╔══

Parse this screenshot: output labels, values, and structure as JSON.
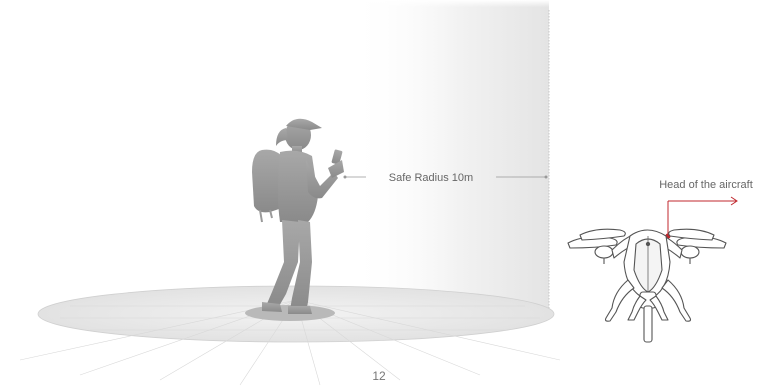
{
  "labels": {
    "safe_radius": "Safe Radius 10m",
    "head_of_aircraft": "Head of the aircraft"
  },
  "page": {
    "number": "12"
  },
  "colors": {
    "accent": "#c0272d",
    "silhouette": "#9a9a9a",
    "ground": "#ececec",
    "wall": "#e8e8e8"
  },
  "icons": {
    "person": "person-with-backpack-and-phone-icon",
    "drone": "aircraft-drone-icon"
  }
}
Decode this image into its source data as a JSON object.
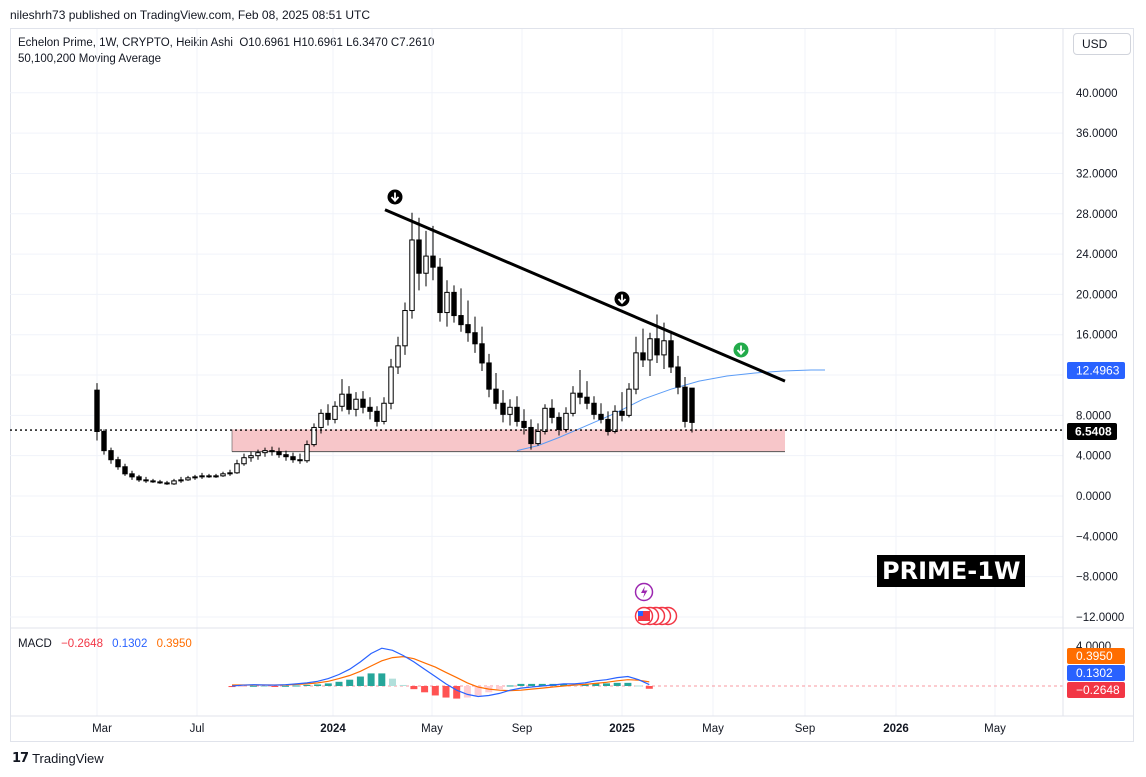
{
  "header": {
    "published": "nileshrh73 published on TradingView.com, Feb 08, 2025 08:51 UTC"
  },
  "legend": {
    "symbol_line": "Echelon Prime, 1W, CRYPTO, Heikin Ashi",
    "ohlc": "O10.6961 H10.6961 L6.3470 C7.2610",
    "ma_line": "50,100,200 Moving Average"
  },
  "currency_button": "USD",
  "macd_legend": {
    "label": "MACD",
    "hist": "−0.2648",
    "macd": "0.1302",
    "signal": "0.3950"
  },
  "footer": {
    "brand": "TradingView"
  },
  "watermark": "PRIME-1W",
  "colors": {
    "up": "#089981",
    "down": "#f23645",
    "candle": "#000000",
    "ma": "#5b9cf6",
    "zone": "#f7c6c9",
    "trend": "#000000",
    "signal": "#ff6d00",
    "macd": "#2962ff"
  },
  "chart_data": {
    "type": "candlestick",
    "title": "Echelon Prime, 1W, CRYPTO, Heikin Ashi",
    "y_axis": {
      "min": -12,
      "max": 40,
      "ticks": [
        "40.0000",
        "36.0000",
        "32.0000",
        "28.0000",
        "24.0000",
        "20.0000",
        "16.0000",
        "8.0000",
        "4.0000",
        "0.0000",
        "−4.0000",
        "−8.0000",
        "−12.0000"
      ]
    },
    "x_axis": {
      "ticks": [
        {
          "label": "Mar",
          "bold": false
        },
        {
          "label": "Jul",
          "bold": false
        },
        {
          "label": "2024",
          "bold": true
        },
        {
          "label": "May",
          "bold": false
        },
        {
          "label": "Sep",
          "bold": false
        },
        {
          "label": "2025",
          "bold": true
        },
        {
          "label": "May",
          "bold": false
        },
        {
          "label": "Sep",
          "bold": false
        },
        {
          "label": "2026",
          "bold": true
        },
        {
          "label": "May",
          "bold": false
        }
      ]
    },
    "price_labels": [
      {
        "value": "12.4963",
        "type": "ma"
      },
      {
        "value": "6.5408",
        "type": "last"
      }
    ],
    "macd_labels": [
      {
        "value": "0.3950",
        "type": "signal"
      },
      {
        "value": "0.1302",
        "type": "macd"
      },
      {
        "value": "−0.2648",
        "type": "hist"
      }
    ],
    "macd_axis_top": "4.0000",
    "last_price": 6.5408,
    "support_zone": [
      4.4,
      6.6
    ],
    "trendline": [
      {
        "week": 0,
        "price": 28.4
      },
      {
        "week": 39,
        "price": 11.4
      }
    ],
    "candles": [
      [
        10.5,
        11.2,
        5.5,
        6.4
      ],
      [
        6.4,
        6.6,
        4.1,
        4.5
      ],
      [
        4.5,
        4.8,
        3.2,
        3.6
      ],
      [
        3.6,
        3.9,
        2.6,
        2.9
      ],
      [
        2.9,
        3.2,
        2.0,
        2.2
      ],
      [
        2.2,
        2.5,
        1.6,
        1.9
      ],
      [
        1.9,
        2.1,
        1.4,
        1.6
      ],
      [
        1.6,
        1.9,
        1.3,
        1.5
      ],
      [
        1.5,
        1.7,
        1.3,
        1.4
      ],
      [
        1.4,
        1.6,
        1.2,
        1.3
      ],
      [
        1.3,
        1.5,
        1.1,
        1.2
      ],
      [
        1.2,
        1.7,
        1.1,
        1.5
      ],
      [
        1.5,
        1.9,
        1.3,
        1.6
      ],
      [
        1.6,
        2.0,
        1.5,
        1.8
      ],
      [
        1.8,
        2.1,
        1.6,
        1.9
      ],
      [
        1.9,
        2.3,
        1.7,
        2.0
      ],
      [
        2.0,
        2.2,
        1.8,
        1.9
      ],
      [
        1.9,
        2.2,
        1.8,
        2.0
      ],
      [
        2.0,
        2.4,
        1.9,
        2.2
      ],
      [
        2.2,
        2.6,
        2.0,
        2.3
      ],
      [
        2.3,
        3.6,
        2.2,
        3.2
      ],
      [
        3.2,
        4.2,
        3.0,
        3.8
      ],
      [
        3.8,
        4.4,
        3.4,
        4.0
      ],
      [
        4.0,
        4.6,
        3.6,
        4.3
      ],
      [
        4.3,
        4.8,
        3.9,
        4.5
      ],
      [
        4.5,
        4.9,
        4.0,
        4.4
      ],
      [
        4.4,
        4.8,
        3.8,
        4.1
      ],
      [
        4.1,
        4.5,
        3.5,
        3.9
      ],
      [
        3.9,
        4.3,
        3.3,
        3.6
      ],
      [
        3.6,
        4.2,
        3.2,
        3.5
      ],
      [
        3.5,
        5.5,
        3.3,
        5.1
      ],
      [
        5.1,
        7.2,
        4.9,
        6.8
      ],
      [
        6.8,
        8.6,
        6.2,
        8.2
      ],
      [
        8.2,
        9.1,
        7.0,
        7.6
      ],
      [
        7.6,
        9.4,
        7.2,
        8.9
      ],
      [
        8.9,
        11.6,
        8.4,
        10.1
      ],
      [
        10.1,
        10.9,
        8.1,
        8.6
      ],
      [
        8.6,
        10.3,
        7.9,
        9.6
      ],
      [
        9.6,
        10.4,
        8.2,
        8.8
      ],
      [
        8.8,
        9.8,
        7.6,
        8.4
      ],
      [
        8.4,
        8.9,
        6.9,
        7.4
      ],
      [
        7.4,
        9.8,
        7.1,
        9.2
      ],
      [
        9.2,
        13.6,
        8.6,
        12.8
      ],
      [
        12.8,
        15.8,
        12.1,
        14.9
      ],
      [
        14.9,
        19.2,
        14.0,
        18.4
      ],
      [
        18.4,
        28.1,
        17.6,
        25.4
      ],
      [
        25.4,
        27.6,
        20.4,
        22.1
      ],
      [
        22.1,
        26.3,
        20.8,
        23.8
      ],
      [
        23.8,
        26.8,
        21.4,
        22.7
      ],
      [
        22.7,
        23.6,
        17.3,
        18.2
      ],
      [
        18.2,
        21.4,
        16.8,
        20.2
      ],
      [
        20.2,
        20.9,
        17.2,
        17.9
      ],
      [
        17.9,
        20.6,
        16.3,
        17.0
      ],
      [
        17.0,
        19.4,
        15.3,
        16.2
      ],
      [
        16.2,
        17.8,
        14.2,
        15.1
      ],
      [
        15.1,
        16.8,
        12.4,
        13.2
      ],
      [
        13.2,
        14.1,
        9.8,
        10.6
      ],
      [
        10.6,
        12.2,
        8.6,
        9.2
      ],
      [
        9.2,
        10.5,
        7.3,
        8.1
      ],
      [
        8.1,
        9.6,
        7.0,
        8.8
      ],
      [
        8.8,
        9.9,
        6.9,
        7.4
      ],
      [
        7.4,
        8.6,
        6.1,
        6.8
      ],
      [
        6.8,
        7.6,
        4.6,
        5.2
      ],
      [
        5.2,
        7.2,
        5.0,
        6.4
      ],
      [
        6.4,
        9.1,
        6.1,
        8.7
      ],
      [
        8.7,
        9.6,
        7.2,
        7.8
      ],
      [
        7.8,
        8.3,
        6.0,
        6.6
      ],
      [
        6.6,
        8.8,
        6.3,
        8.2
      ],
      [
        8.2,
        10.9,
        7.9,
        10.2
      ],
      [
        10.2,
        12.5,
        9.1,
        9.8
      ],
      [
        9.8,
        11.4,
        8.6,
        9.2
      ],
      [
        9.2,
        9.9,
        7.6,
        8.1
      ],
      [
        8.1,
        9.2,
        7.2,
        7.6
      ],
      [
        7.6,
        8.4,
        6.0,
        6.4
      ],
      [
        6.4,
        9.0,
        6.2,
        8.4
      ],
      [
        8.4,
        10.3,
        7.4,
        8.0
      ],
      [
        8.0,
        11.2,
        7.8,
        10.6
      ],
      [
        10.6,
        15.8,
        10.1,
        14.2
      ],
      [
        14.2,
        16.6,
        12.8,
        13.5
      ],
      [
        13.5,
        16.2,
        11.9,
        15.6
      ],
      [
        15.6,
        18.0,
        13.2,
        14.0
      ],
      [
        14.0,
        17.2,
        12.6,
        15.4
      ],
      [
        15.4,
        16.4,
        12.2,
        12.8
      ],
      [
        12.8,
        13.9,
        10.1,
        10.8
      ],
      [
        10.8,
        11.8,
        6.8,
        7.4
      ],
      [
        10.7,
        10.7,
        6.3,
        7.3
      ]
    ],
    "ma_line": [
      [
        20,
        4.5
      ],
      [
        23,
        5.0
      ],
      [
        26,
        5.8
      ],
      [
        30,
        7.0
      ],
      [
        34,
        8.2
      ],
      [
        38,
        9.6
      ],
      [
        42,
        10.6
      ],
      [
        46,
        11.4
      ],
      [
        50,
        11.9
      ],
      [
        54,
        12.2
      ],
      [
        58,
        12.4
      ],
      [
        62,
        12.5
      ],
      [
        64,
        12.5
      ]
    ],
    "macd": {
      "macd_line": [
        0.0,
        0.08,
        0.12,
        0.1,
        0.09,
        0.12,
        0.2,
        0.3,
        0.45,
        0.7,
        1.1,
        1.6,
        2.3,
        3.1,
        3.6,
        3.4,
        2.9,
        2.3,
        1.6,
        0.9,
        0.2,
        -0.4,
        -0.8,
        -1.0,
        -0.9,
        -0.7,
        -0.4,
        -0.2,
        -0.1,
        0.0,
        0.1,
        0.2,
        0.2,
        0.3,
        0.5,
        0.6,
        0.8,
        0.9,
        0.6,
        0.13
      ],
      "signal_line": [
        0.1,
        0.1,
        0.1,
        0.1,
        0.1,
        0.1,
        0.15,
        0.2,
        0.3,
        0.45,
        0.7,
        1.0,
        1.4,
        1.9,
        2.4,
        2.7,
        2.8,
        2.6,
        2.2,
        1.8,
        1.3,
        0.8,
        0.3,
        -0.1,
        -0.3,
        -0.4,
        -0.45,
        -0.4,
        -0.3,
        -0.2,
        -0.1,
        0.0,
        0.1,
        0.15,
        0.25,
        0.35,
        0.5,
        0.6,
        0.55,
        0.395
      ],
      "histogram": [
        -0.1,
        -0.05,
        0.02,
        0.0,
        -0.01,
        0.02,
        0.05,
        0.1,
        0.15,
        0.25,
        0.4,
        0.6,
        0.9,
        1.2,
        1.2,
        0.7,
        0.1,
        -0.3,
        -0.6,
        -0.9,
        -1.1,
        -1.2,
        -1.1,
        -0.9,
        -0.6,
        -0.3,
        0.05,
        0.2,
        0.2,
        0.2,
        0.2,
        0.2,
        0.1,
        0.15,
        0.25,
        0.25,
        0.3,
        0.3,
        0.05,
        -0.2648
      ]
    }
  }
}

╚══

**Work to do:**
Report only the count of lines that include the string "this".

**Solution:**
2